==== READING TEXT ====

THIS Sunday marks exactly 11 years since Scotland introduced a ban on smoking in public places.

Since then, legislation has also been passed to ban smoking in cars where children are present and to outlaw smoking in hospital grounds.

More recently, there have been calls to prohibit smoking in any area mainly used by children - such as school playgrounds or playparks.

Scotland, perpetually labelled the 'Sick Man of Europe', was the first of the UK nations to enact a smoking ban when it came into force on March 26 2006.

Research found that there was a 17 per cent decrease in hospital admissions for patients suffering a heart attack during the first year following the ban, while a Glasgow study linked a 10 per cent reduction in Scotland's premature birth rate to the smokefree laws.

Overall, the number of smokers in Scotland by 20 per cent in the first decade after the ban - evidence that making an unhealthy habit not only socially unacceptable, but inconvenient, was an effective tool in deterring it.

This week, a study by the prestigious Lancet journal evaluated how effective a range of tobacco control interventions had been in reducing smoking rates around the world.

The five measures - high tobacco taxes, smoke-free public spaces, warning labels, comprehensive advertising bans, and support for stop smoking services - underpinned the World Health Organisation's 'Framework Convention on Tobacco Control', which came into effect in 2005 and spurred governments around the globe to pursue smoking bans.

==== INFORMATION SHOWN ====

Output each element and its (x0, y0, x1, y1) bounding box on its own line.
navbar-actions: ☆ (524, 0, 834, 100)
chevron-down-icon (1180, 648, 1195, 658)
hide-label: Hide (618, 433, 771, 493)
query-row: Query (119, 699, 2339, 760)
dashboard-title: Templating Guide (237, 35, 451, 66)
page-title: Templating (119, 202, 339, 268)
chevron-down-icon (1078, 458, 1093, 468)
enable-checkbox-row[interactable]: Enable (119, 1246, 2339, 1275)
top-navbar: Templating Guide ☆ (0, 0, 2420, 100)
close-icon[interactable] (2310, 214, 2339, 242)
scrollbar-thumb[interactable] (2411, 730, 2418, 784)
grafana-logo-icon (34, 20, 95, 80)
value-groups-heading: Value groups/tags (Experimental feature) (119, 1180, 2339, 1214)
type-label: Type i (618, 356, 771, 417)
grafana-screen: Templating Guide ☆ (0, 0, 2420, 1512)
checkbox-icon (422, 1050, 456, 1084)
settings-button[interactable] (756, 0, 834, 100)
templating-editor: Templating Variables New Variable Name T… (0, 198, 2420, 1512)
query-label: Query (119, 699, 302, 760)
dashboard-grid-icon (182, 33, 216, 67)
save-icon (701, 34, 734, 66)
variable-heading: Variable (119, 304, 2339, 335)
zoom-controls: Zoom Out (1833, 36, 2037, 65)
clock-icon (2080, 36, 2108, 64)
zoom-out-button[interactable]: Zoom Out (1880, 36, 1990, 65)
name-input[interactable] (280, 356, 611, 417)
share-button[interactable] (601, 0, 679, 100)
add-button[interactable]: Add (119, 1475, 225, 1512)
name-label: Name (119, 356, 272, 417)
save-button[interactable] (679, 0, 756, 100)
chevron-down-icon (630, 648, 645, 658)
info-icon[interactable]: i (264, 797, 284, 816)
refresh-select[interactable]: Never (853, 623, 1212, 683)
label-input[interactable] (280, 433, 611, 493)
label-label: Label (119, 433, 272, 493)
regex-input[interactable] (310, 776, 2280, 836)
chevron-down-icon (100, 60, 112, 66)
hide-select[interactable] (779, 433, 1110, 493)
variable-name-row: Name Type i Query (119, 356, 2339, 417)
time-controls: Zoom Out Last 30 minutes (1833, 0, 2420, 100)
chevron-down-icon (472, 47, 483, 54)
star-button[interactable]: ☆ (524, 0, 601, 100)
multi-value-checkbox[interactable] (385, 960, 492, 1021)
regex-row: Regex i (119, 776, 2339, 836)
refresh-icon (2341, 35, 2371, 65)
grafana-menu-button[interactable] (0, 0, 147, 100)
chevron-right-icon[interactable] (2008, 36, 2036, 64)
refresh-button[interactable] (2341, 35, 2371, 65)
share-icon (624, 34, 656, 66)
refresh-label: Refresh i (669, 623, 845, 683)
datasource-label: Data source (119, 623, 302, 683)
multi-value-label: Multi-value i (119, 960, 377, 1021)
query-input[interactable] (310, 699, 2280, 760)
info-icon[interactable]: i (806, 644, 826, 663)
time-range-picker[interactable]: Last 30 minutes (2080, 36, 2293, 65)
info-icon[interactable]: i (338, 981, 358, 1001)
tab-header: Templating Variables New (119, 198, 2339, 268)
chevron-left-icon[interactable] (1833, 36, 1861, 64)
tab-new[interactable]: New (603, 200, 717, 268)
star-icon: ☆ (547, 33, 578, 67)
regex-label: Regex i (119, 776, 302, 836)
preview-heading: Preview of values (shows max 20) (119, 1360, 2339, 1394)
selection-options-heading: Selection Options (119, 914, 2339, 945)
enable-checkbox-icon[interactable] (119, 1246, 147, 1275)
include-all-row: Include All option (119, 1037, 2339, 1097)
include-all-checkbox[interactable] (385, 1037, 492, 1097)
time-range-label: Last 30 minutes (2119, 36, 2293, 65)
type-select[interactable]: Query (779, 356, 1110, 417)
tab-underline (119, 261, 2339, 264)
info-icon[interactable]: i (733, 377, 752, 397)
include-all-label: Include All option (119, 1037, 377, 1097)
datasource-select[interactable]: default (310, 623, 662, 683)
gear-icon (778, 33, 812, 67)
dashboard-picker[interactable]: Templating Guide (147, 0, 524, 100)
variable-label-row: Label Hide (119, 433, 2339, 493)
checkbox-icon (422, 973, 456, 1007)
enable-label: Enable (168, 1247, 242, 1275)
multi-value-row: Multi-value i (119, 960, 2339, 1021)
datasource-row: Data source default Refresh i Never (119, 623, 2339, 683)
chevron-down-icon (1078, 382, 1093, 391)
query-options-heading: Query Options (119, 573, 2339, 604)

====

EXERCISE DIRECTIONS: From the smoking ban article, list the tobacco control measures that underpinned the World Health Organisation's 'Framework Convention on Tobacco Control'.

RESULT:
- High tobacco taxes
- Smoke-free public spaces
- Warning labels
- Comprehensive advertising bans
- Support for stop smoking services